Data extracted from a collection

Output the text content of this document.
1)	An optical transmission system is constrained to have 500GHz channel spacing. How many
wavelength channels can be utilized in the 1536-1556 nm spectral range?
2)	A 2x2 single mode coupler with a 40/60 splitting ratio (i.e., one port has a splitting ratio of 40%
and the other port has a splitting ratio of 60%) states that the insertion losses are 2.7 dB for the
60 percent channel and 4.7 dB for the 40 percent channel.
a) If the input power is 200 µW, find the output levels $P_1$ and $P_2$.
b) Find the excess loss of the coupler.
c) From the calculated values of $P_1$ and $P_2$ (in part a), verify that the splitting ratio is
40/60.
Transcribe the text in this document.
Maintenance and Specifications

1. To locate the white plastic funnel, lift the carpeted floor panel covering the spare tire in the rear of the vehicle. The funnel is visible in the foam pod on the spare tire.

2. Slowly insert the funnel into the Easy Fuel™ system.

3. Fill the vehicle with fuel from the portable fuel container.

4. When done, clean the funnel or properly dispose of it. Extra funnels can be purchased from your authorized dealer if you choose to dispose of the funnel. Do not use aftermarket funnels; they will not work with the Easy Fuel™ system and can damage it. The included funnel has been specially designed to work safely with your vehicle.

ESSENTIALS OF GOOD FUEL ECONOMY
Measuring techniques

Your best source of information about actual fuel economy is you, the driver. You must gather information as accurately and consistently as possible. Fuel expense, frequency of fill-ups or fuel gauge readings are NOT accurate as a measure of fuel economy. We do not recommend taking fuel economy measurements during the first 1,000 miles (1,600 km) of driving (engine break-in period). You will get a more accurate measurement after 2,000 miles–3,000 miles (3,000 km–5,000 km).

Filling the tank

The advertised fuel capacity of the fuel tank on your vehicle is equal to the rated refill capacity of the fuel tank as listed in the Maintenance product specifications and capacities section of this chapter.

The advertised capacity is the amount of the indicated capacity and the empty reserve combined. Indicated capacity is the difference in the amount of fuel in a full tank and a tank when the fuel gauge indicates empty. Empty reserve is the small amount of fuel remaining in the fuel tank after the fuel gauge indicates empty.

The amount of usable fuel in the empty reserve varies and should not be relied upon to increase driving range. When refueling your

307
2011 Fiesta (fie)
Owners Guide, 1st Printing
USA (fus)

→ **Directions for this task**
Copy every line verbatim.

→ **Full solution**
Output the text content of this document.
1)	An optical transmission system is constrained to have 500GHz channel spacing. How many
wavelength channels can be utilized in the 1536-1556 nm spectral range?
2)	A 2x2 single mode coupler with a 40/60 splitting ratio (i.e., one port has a splitting ratio of 40%
and the other port has a splitting ratio of 60%) states that the insertion losses are 2.7 dB for the
60 percent channel and 4.7 dB for the 40 percent channel.
a) If the input power is 200 µW, find the output levels $P_1$ and $P_2$.
b) Find the excess loss of the coupler.
c) From the calculated values of $P_1$ and $P_2$ (in part a), verify that the splitting ratio is
40/60.
Transcribe the text in this document.
Maintenance and Specifications

1. To locate the white plastic funnel, lift the carpeted floor panel covering the spare tire in the rear of the vehicle. The funnel is visible in the foam pod on the spare tire.

2. Slowly insert the funnel into the Easy Fuel™ system.

3. Fill the vehicle with fuel from the portable fuel container.

4. When done, clean the funnel or properly dispose of it. Extra funnels can be purchased from your authorized dealer if you choose to dispose of the funnel. Do not use aftermarket funnels; they will not work with the Easy Fuel™ system and can damage it. The included funnel has been specially designed to work safely with your vehicle.

ESSENTIALS OF GOOD FUEL ECONOMY
Measuring techniques

Your best source of information about actual fuel economy is you, the driver. You must gather information as accurately and consistently as possible. Fuel expense, frequency of fill-ups or fuel gauge readings are NOT accurate as a measure of fuel economy. We do not recommend taking fuel economy measurements during the first 1,000 miles (1,600 km) of driving (engine break-in period). You will get a more accurate measurement after 2,000 miles–3,000 miles (3,000 km–5,000 km).

Filling the tank

The advertised fuel capacity of the fuel tank on your vehicle is equal to the rated refill capacity of the fuel tank as listed in the Maintenance product specifications and capacities section of this chapter.

The advertised capacity is the amount of the indicated capacity and the empty reserve combined. Indicated capacity is the difference in the amount of fuel in a full tank and a tank when the fuel gauge indicates empty. Empty reserve is the small amount of fuel remaining in the fuel tank after the fuel gauge indicates empty.

The amount of usable fuel in the empty reserve varies and should not be relied upon to increase driving range. When refueling your

307
2011 Fiesta (fie)
Owners Guide, 1st Printing
USA (fus)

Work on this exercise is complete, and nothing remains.